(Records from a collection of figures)
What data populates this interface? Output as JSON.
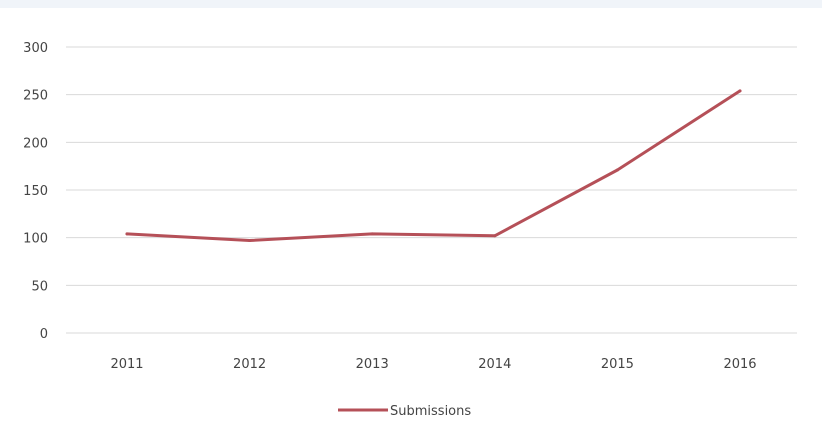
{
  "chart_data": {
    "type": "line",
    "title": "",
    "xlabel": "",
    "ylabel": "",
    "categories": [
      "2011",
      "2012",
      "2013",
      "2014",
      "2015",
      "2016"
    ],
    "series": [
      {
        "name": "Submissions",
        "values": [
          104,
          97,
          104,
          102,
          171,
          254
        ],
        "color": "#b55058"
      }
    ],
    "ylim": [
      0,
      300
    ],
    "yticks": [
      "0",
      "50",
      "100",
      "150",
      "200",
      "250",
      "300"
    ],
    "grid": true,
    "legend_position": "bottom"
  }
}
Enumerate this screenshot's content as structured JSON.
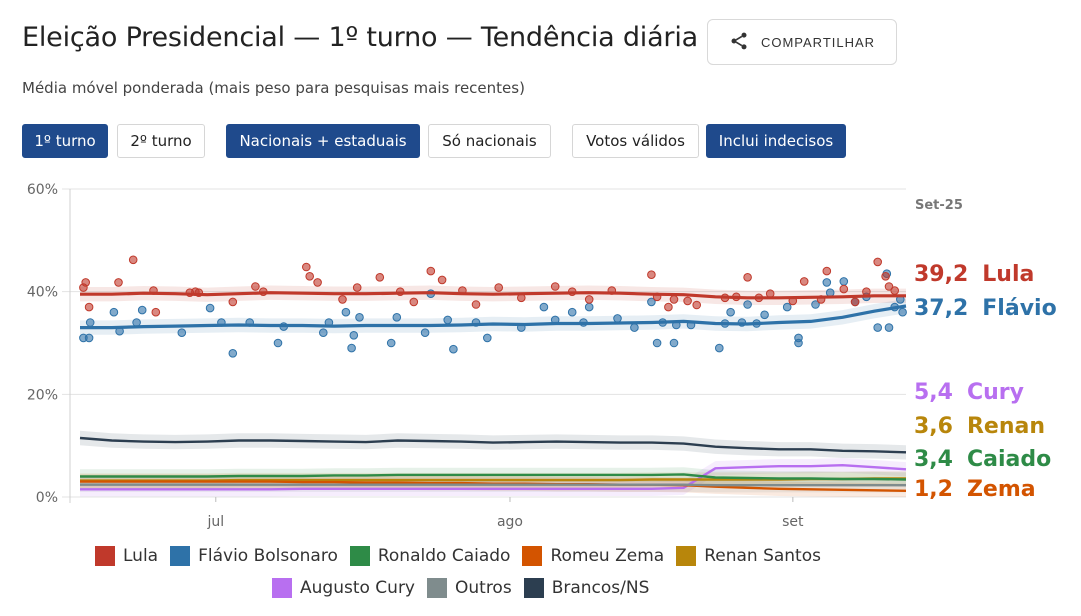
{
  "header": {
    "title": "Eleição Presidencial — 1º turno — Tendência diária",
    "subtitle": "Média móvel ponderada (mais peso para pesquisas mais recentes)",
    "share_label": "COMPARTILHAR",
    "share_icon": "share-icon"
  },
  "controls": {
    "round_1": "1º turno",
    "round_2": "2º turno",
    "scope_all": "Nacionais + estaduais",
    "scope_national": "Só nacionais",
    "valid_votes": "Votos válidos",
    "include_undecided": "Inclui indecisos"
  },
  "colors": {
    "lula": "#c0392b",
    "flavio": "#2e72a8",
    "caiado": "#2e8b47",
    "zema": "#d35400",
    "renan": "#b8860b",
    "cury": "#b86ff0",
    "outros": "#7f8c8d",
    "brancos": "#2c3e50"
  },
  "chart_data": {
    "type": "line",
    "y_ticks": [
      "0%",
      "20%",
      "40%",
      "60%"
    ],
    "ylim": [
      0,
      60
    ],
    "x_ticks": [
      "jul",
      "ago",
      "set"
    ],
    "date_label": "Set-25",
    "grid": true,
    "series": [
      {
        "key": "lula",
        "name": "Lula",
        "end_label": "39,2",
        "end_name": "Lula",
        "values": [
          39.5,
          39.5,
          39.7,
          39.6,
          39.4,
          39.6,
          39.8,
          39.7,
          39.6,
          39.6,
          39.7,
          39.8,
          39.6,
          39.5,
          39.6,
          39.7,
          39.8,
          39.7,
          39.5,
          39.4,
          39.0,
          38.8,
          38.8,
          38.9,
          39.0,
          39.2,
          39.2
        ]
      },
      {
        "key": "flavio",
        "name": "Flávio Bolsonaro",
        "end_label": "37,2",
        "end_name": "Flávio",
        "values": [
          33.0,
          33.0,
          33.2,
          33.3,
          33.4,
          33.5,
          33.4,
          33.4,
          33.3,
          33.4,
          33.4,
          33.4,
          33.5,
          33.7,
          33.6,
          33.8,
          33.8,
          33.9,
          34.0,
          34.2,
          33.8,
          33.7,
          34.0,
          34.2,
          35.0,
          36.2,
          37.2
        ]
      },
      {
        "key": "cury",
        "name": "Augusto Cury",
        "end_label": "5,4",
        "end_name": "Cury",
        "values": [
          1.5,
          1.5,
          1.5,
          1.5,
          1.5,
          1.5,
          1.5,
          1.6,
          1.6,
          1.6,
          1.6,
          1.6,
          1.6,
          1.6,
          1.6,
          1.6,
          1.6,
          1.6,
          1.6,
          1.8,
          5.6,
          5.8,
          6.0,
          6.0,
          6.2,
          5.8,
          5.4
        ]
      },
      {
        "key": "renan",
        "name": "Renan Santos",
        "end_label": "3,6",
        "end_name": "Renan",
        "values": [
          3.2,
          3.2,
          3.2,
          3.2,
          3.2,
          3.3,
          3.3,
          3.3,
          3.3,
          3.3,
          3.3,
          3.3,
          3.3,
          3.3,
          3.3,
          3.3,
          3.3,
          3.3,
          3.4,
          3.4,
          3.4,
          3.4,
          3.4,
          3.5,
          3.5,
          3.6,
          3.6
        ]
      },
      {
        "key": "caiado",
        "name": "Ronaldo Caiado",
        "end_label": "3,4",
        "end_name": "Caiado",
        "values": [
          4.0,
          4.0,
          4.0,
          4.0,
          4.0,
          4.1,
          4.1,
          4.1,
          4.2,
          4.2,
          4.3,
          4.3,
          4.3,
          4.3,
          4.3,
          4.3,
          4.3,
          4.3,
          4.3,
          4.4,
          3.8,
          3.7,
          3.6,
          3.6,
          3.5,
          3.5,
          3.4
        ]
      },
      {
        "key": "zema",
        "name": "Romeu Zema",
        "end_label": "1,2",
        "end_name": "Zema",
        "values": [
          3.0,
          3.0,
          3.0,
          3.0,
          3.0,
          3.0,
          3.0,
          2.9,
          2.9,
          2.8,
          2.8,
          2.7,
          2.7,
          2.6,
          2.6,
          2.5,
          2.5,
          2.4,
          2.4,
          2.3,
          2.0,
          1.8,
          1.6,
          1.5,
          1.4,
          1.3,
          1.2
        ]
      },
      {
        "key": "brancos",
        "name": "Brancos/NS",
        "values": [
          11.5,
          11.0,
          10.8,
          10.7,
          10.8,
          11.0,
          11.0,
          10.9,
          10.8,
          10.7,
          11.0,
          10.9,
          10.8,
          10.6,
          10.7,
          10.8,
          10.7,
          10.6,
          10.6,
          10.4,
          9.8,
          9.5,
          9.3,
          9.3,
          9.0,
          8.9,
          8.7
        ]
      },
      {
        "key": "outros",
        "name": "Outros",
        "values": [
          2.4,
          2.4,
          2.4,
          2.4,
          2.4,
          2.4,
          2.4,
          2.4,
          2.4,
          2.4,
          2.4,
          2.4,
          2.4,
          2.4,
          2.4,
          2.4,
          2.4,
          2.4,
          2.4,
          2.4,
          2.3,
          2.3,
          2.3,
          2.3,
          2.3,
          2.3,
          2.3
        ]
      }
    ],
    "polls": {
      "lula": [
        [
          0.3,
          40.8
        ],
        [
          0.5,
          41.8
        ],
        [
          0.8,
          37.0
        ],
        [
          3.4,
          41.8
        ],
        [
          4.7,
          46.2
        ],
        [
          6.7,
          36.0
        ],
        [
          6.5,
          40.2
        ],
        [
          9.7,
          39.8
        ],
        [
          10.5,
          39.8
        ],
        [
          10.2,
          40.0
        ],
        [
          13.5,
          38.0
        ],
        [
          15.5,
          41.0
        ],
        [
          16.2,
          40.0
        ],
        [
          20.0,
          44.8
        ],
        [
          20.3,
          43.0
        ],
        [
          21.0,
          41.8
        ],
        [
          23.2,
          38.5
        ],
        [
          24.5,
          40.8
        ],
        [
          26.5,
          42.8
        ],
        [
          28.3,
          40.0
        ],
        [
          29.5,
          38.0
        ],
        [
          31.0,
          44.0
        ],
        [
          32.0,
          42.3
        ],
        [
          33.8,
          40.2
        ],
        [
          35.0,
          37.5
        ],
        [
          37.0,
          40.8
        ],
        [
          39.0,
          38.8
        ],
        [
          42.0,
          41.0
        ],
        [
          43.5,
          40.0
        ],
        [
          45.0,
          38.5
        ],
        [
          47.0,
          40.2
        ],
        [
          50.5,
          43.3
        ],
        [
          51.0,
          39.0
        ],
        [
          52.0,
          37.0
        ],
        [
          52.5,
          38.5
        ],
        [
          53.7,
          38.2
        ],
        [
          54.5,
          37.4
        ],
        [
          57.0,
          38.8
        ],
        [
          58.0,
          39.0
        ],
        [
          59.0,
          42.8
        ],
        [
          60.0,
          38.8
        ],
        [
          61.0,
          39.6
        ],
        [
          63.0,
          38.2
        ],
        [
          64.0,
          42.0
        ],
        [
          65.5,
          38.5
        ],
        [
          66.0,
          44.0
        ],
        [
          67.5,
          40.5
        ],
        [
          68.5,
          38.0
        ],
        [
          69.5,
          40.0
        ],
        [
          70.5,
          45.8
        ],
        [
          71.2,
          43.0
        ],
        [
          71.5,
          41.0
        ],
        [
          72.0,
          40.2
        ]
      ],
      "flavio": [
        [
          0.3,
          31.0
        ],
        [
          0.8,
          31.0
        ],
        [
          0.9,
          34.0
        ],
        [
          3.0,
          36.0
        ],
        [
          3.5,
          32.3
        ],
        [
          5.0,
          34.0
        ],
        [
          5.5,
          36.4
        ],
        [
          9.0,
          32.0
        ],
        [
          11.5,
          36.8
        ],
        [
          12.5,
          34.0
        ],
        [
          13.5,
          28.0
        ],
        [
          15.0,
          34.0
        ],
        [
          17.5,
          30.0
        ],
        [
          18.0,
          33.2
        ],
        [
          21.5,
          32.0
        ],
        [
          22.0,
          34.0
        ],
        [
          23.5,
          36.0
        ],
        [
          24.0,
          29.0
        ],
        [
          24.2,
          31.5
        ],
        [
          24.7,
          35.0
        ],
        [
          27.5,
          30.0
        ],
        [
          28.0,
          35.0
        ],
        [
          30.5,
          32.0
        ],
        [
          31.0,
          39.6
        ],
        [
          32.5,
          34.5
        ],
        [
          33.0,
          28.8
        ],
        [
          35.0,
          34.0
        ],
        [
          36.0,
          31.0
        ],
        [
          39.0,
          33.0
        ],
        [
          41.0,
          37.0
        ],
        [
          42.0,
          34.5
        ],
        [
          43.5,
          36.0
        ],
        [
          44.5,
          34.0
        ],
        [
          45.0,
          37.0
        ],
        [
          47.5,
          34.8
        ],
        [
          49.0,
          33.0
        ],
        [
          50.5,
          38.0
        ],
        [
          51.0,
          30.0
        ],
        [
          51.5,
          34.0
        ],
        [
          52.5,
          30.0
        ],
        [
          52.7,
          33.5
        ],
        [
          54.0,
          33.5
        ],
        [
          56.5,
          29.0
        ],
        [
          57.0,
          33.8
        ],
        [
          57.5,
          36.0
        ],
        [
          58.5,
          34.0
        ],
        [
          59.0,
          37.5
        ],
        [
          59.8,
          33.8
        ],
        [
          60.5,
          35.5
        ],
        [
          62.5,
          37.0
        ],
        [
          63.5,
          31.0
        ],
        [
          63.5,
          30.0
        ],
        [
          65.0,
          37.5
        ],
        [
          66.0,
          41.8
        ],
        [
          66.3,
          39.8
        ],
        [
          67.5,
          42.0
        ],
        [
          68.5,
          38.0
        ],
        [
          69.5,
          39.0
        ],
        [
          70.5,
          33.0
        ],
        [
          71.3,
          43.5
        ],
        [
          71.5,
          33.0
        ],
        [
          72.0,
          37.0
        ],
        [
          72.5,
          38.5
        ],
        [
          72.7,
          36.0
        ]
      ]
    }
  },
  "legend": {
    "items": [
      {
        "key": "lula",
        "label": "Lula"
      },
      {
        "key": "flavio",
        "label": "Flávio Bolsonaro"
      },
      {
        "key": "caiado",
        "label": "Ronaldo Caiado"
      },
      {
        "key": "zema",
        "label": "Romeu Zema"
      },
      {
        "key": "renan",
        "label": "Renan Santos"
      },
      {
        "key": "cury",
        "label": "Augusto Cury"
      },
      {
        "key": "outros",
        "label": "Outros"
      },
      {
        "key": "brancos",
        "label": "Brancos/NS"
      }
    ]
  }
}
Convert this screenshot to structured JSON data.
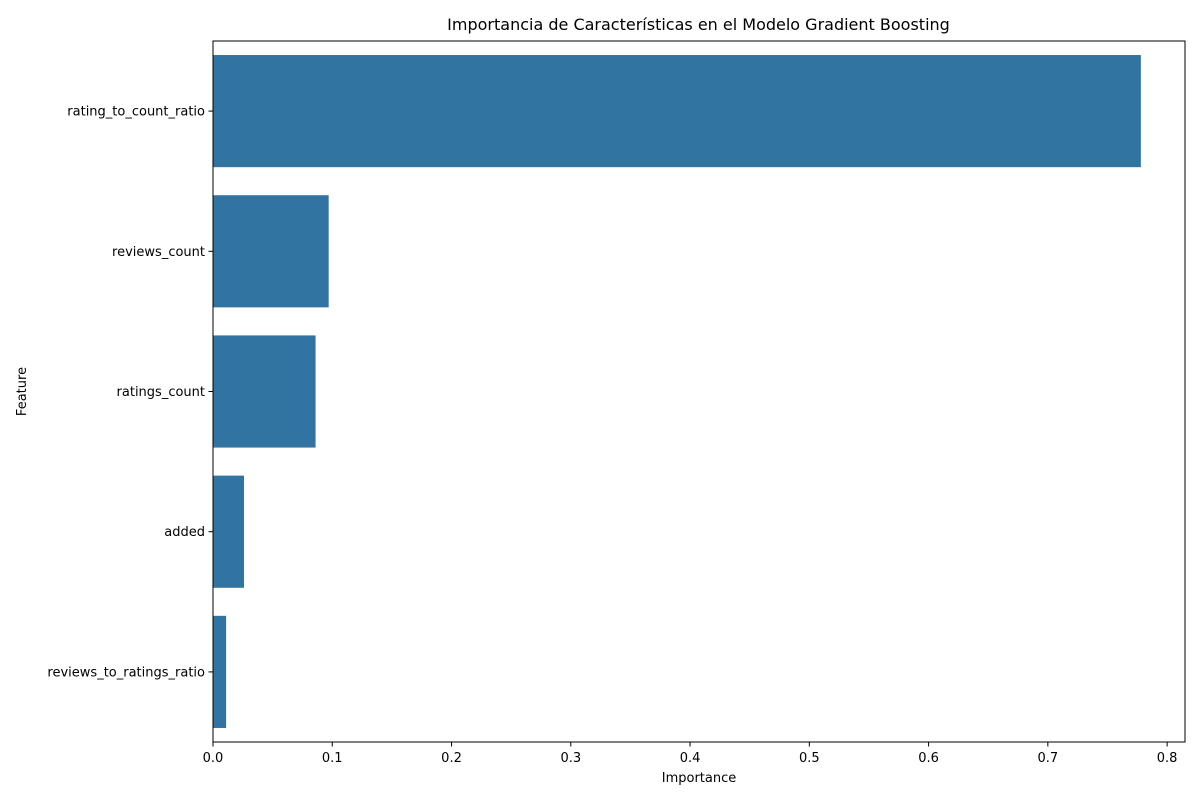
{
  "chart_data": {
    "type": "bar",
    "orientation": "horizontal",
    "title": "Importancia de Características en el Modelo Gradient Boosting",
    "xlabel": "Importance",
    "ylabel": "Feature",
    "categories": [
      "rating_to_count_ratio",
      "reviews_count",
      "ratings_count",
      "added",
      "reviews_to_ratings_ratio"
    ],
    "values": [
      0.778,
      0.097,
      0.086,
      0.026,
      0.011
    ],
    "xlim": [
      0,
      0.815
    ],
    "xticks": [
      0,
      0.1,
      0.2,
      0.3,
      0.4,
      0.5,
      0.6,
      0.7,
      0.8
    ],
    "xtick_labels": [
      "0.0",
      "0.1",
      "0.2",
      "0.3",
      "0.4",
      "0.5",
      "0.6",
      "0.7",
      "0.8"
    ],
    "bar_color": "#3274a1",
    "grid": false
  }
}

• _What you are asked to do_
Only a number is wanted: how many lines contain "Augusto"?

• _Result below_
2